[Begin DATA EXCERPTS]

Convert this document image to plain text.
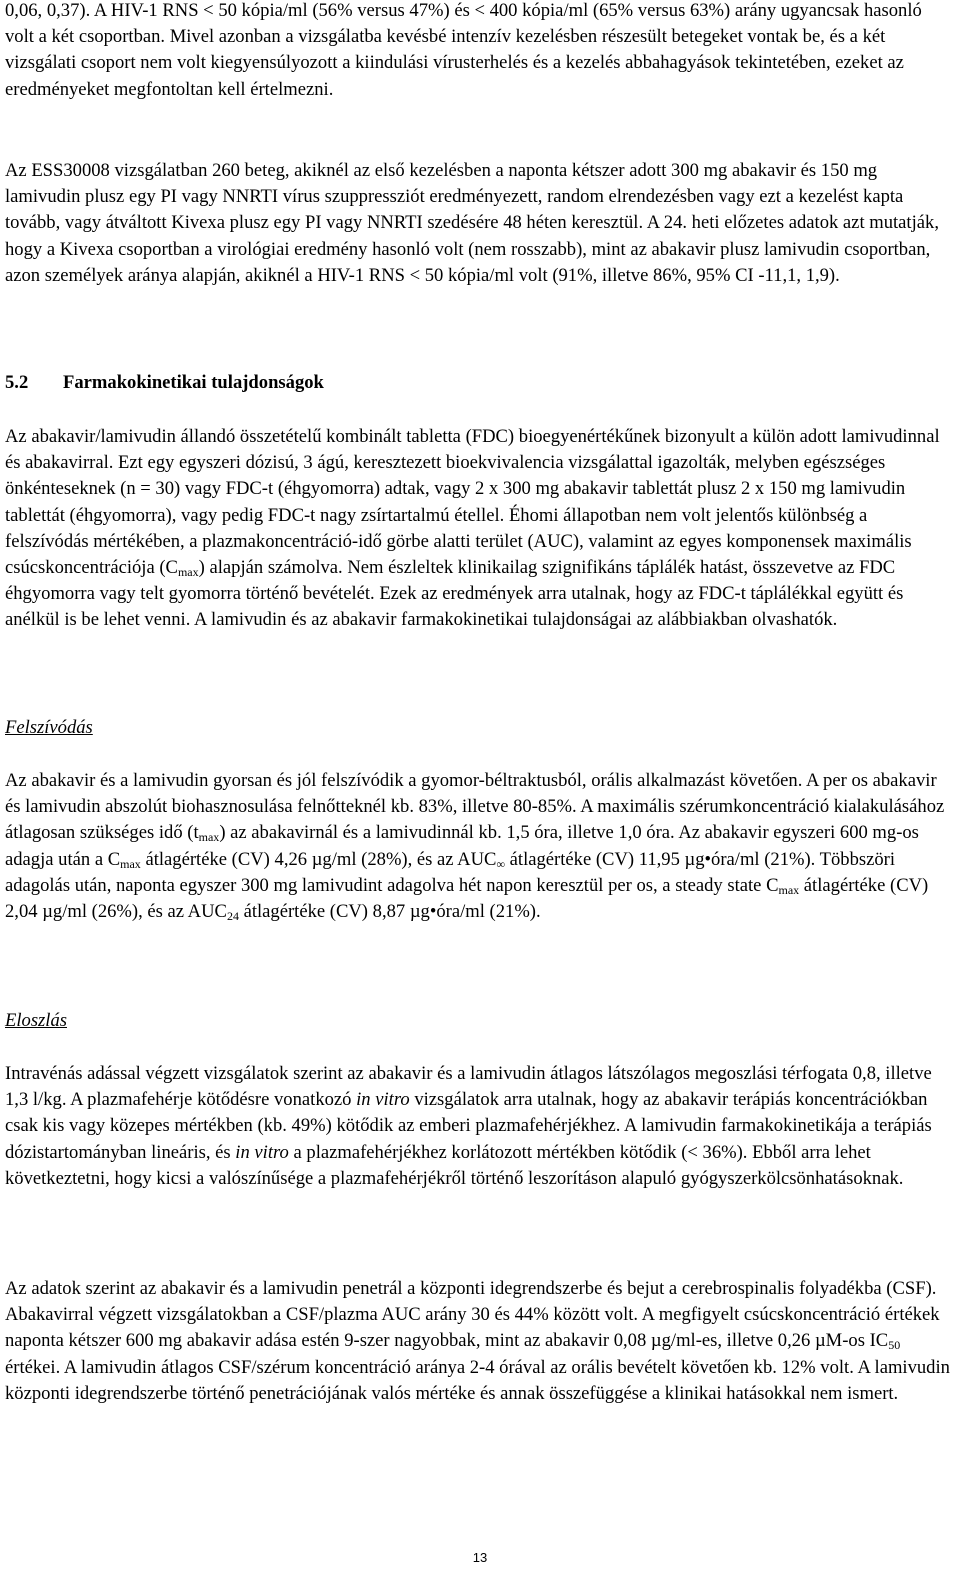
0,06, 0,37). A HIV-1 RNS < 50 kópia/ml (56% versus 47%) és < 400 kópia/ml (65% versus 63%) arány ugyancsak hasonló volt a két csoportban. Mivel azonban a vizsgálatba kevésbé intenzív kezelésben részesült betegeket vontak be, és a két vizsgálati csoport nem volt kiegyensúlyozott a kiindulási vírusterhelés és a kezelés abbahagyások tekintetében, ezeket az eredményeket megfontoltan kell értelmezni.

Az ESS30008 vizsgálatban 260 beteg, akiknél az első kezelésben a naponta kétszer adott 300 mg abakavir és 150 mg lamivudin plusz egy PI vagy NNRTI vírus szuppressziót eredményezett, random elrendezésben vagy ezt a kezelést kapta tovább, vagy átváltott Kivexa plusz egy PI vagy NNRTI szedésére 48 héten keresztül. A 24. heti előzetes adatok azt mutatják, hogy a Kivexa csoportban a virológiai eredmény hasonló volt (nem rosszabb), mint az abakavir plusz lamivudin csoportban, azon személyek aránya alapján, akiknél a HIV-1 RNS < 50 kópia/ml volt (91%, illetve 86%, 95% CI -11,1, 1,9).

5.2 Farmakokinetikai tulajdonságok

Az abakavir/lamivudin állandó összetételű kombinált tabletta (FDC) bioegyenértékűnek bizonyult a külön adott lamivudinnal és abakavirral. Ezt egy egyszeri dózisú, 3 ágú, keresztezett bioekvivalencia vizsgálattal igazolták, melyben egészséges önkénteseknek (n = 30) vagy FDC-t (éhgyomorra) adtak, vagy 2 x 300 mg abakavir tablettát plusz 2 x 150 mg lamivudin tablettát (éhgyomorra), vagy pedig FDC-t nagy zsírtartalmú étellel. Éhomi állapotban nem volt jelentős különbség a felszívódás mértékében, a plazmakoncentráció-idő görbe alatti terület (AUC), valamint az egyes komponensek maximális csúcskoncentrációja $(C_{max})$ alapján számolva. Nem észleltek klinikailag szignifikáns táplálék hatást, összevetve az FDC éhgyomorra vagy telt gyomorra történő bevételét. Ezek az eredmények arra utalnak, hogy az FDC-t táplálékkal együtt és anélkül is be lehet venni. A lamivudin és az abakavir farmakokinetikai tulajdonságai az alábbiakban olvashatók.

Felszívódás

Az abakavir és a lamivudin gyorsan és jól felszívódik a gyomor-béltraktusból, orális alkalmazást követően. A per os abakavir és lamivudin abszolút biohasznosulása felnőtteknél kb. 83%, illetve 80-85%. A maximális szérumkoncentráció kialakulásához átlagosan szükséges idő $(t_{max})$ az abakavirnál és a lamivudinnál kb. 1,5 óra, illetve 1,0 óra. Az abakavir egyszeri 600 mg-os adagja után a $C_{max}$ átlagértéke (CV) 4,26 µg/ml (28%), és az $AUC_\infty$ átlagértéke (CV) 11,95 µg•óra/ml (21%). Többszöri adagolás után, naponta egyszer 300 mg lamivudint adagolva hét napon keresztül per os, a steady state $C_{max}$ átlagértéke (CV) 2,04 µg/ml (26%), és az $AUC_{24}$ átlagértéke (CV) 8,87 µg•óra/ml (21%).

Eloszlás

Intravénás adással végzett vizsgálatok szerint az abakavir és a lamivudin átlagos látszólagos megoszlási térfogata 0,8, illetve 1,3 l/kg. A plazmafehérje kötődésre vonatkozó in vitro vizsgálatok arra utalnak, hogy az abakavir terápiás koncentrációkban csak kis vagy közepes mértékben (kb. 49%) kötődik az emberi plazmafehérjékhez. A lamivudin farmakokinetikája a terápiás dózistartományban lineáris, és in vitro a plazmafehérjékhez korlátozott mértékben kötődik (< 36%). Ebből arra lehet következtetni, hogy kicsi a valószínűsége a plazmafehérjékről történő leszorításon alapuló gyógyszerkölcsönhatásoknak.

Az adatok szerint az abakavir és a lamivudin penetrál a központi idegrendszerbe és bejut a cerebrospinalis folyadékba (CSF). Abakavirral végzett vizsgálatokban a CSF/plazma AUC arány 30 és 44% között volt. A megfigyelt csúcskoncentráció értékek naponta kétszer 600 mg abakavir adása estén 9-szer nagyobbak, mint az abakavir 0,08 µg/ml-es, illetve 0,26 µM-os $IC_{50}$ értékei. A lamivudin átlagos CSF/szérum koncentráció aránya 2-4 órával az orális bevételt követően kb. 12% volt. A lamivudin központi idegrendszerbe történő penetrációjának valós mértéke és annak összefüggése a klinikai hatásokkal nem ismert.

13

[End DATA EXCERPTS]
[Begin DATA EXCERPTS]

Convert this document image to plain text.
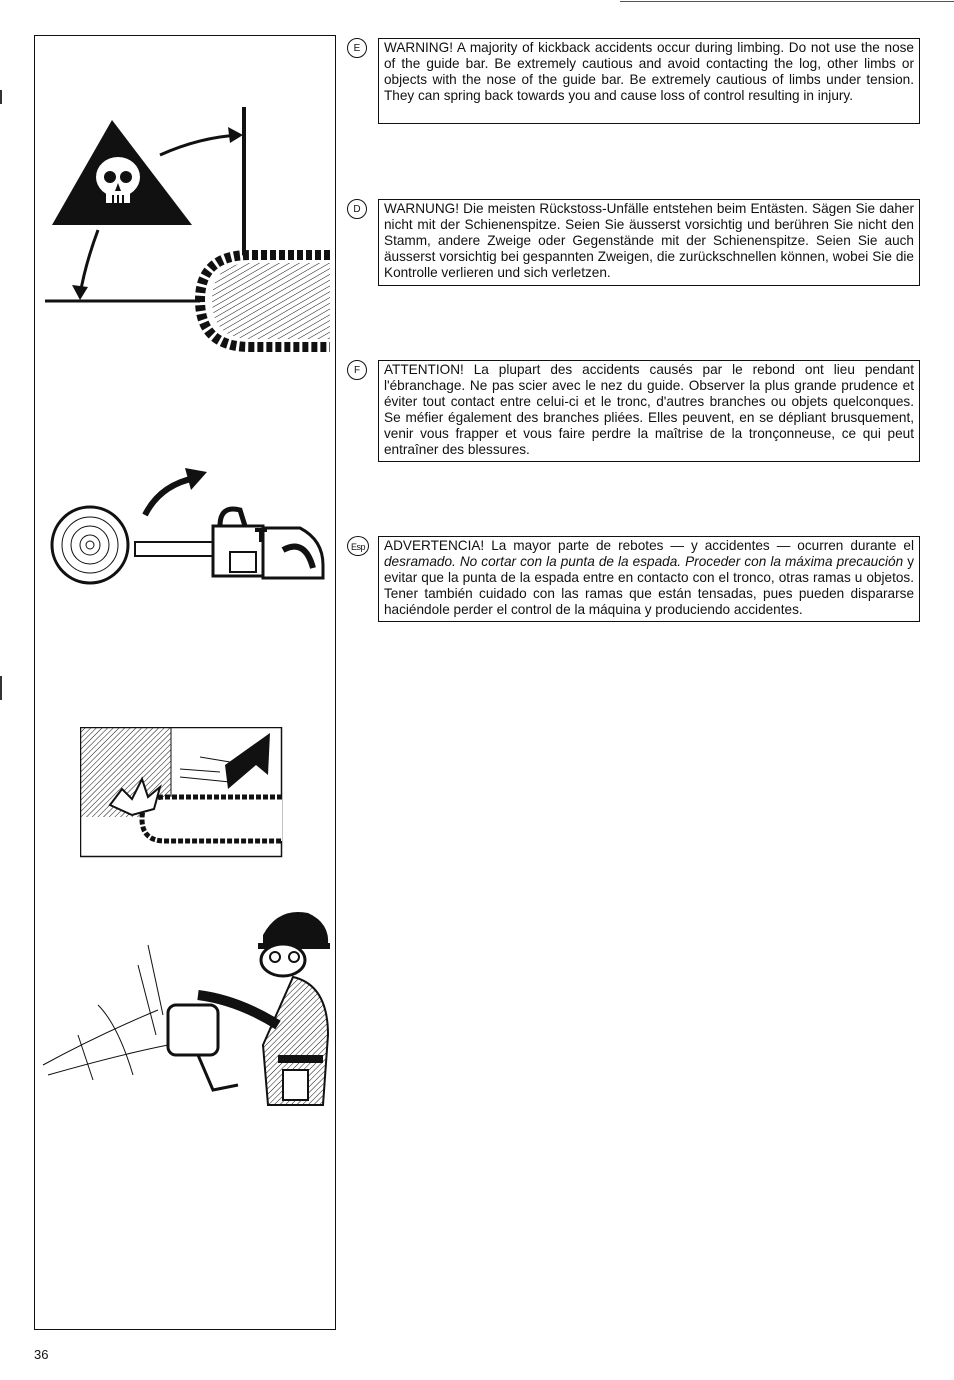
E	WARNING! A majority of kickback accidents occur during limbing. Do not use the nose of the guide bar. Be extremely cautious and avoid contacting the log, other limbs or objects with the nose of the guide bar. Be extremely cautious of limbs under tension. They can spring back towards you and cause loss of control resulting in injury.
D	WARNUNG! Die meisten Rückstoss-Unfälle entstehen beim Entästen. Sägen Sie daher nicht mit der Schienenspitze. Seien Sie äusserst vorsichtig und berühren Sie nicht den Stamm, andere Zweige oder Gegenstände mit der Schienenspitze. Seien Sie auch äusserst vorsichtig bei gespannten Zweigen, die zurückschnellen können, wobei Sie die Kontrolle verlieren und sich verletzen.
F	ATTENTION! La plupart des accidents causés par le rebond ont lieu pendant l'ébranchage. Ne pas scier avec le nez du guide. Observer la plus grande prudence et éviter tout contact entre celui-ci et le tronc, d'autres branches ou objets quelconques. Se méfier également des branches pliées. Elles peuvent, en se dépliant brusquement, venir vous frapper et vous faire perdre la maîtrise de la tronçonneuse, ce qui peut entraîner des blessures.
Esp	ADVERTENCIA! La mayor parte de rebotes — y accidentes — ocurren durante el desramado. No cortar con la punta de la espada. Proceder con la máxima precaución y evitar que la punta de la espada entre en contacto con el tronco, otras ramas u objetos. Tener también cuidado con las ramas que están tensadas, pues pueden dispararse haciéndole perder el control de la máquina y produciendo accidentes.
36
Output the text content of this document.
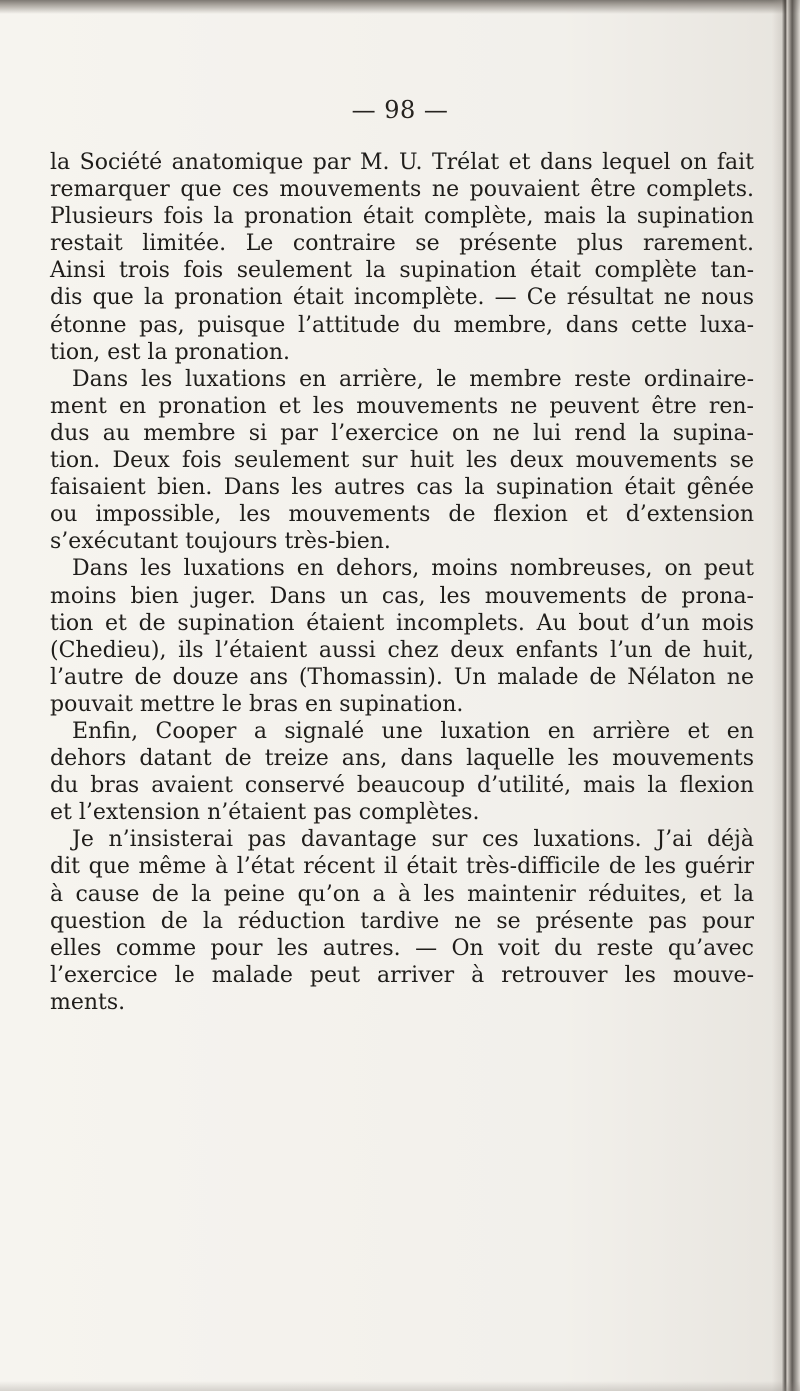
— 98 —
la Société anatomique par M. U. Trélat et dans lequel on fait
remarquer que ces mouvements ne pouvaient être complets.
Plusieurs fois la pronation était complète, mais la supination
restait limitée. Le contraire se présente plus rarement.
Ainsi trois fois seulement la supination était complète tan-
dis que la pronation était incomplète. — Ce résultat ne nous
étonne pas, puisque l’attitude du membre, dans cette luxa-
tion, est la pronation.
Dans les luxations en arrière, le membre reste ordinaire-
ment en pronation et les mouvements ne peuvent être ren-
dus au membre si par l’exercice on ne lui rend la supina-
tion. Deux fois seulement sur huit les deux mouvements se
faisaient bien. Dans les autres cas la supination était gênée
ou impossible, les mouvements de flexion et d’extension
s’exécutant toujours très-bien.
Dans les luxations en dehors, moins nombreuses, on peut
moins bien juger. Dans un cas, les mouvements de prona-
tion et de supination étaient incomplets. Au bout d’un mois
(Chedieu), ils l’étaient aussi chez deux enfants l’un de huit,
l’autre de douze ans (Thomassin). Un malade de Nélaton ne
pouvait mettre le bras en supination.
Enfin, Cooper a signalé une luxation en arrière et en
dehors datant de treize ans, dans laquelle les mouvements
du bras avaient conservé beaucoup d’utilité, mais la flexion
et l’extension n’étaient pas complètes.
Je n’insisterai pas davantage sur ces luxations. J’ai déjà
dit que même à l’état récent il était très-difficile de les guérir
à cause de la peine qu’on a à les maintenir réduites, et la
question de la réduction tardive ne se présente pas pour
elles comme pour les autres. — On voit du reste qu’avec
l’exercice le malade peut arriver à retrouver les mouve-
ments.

[End DATA EXCERPTS]

-- WHAT IS EXPECTED --
Reproduce each line from the records that contains the word "étaient".

-- WRITTEN RESPONSE --
tion et de supination étaient incomplets. Au bout d’un mois
(Chedieu), ils l’étaient aussi chez deux enfants l’un de huit,
et l’extension n’étaient pas complètes.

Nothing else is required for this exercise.